#### Goal of the exercise
Note each line where "Sleeve" appears, and copy it.

#### Given entries
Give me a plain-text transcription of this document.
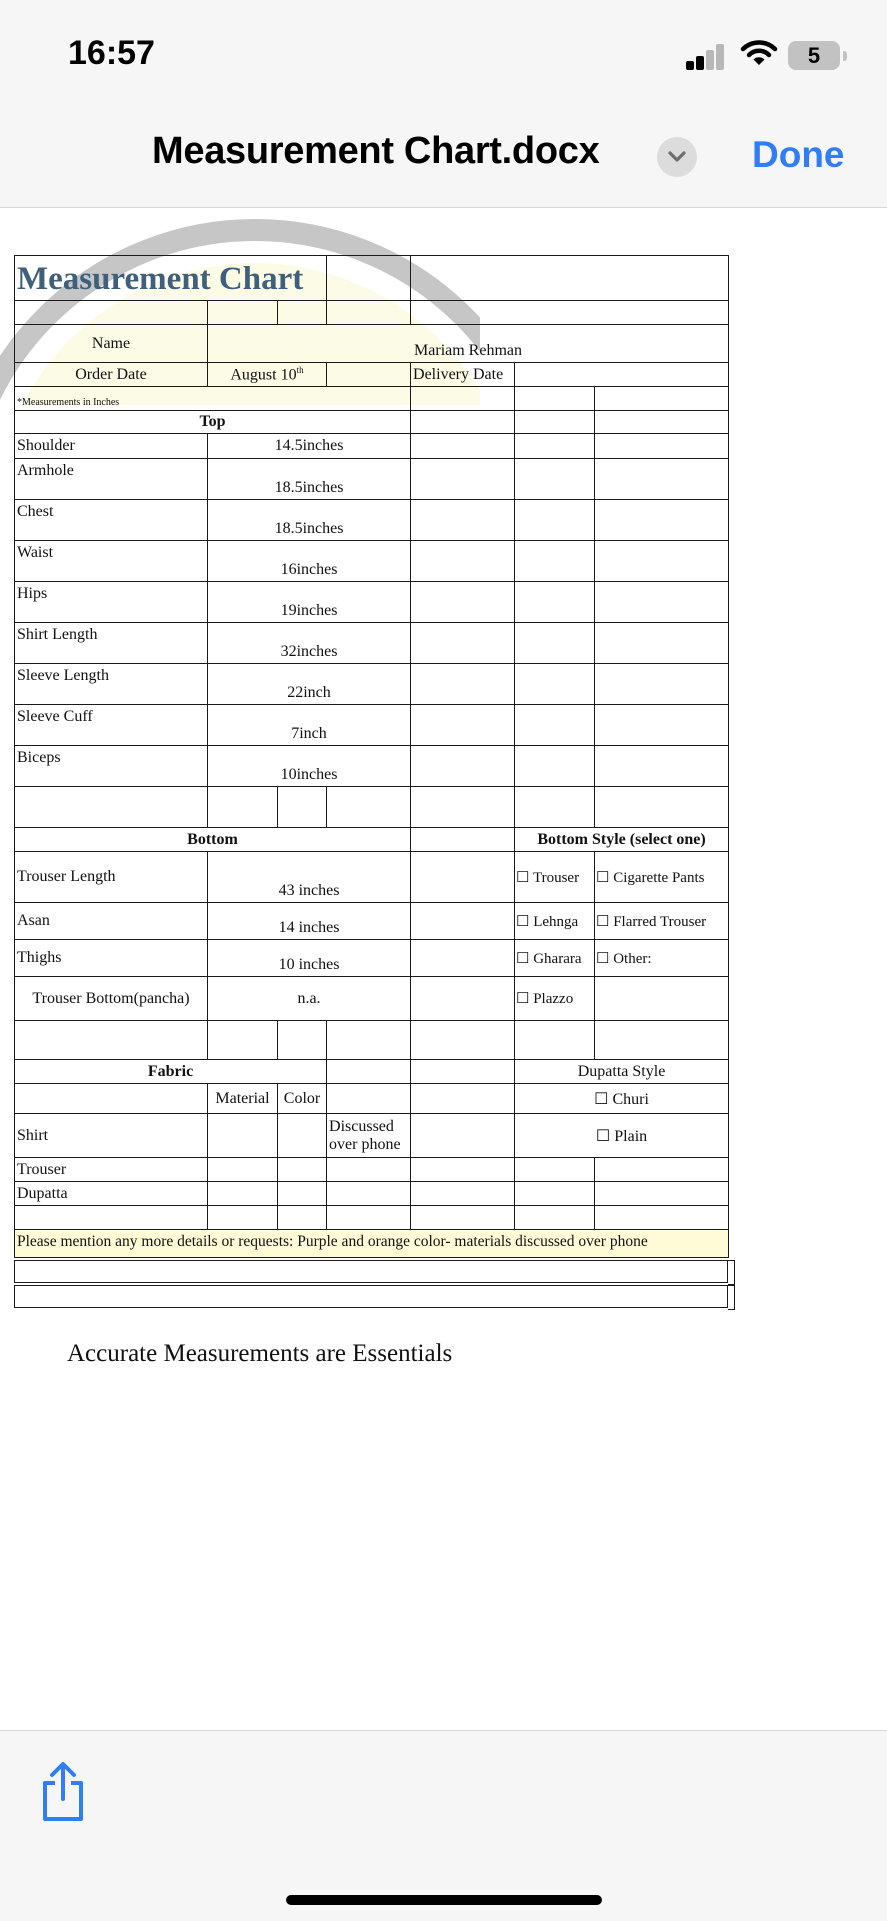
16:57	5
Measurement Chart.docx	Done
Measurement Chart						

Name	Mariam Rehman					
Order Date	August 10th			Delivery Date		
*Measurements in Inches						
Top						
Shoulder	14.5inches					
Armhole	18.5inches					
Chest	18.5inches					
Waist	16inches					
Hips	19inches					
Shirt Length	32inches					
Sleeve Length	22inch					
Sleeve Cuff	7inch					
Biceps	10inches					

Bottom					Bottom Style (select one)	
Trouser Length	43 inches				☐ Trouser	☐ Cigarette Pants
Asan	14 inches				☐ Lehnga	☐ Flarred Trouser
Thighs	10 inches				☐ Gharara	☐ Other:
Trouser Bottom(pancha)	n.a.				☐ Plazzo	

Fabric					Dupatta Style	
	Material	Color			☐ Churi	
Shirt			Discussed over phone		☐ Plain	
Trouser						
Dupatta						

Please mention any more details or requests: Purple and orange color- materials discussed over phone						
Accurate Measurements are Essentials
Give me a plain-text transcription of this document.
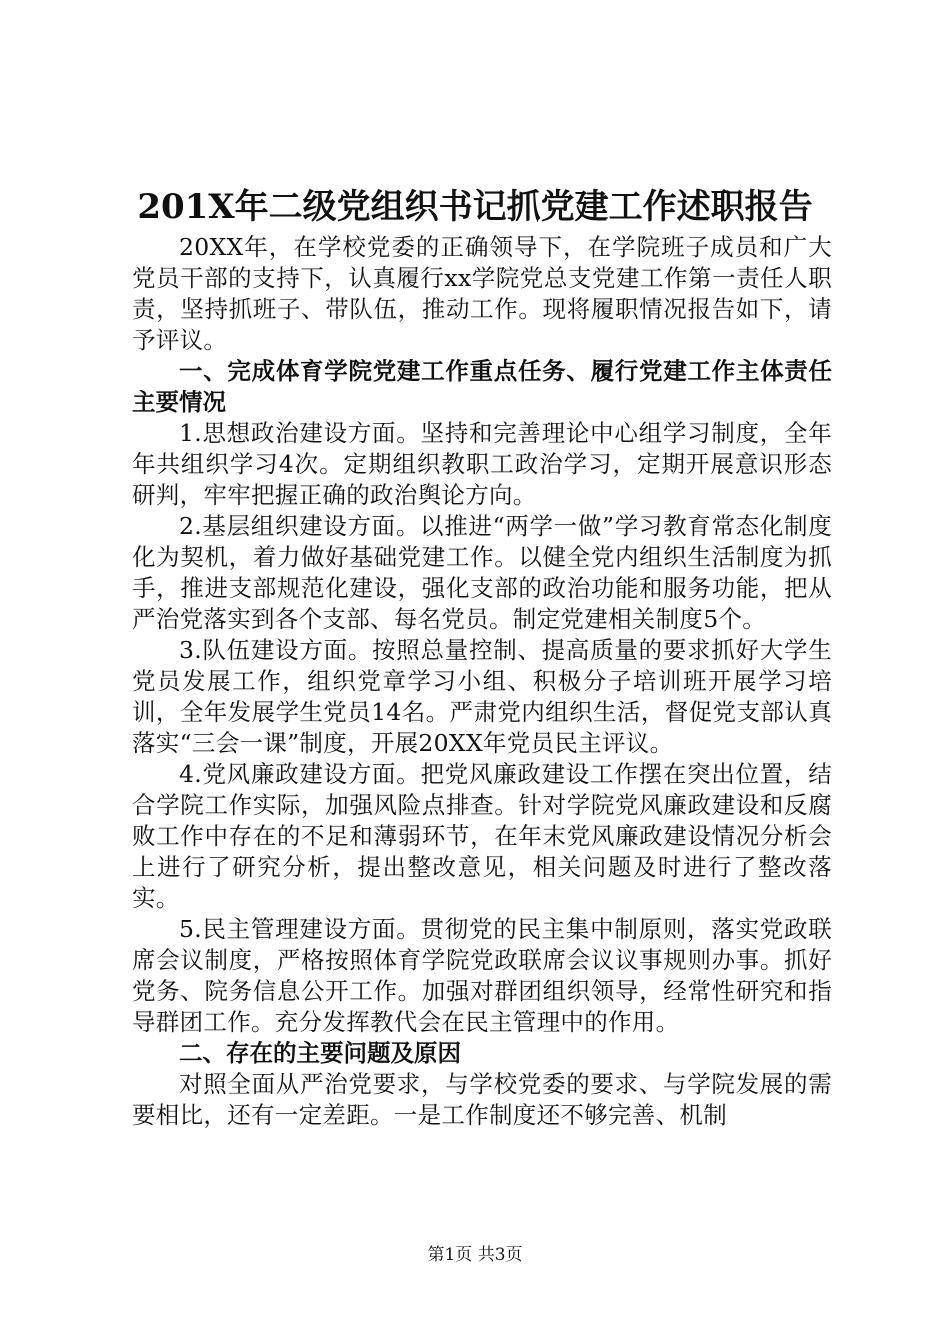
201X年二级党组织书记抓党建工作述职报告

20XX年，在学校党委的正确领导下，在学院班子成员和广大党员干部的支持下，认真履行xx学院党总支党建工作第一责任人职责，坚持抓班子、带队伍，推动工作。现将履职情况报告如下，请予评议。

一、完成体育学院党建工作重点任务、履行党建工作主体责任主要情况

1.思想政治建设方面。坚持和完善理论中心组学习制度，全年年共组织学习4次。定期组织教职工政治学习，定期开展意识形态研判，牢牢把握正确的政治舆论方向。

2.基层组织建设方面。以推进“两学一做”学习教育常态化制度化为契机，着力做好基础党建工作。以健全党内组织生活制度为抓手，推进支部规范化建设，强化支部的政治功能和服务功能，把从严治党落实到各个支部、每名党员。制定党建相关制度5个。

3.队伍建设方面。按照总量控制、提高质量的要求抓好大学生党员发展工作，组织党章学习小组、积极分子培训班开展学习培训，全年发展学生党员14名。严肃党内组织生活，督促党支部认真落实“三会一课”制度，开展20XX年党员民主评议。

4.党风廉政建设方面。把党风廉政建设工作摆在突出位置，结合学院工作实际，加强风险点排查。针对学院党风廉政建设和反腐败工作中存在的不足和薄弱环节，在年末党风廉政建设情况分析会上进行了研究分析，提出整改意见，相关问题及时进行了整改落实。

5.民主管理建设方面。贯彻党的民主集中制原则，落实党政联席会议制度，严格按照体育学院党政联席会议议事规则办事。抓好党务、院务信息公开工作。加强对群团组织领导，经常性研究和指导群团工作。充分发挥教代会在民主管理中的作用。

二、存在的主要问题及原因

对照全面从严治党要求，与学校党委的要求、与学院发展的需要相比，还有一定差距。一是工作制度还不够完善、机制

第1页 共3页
--
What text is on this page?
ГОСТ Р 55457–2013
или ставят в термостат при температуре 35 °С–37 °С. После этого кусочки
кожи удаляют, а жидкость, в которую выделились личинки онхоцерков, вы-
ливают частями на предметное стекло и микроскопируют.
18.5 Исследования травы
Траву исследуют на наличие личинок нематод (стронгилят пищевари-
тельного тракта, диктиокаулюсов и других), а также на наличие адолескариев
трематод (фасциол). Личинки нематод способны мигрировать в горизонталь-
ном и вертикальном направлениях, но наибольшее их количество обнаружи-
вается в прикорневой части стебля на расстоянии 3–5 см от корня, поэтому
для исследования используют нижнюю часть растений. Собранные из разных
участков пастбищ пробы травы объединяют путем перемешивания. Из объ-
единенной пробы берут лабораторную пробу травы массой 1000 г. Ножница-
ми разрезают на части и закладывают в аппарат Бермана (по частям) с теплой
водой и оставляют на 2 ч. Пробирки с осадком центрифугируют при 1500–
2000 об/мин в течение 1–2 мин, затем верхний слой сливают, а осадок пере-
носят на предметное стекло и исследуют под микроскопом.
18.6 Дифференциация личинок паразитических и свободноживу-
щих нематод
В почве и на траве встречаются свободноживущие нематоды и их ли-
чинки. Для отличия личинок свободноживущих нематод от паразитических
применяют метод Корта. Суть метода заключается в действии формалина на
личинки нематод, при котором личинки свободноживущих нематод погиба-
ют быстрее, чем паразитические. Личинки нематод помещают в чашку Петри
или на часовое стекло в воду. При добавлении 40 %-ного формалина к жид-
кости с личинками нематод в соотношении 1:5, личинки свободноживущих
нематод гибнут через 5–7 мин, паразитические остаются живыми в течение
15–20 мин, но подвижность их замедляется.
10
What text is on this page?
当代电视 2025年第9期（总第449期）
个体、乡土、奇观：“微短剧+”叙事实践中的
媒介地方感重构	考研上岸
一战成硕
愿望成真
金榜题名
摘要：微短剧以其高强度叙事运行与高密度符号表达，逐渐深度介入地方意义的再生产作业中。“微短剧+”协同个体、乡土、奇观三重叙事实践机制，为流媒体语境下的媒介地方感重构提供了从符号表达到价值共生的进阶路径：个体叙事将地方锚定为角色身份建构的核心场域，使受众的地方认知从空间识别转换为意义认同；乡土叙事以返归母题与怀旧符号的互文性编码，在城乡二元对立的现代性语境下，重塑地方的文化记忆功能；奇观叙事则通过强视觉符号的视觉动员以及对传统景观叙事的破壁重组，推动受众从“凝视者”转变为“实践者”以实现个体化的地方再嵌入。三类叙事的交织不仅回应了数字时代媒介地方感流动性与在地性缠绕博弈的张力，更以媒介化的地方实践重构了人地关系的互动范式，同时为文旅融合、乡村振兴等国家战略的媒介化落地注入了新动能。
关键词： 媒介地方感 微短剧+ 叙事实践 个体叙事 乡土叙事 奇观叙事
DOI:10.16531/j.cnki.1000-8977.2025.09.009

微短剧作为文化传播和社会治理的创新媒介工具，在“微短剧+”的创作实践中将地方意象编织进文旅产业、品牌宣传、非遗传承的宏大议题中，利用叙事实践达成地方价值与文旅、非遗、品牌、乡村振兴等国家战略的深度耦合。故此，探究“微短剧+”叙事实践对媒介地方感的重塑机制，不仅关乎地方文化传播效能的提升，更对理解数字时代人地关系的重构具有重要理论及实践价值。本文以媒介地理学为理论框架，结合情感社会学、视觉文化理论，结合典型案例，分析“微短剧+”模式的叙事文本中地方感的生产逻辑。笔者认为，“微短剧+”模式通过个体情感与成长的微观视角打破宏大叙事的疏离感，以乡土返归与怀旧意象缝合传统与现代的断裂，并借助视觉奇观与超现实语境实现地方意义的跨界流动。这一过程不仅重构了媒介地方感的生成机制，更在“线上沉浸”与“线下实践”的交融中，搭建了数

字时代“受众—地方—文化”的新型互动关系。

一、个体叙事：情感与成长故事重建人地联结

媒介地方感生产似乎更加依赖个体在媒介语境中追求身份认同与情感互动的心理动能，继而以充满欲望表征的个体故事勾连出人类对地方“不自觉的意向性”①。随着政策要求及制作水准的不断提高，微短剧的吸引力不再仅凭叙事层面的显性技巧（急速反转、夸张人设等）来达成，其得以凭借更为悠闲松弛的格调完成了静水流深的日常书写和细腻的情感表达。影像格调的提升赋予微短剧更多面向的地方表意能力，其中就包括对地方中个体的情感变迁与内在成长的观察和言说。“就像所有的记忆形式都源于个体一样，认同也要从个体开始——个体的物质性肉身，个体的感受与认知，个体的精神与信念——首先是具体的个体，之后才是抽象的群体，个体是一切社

#### Task output
Sleeve Length	22inch					
Sleeve Cuff	7inch					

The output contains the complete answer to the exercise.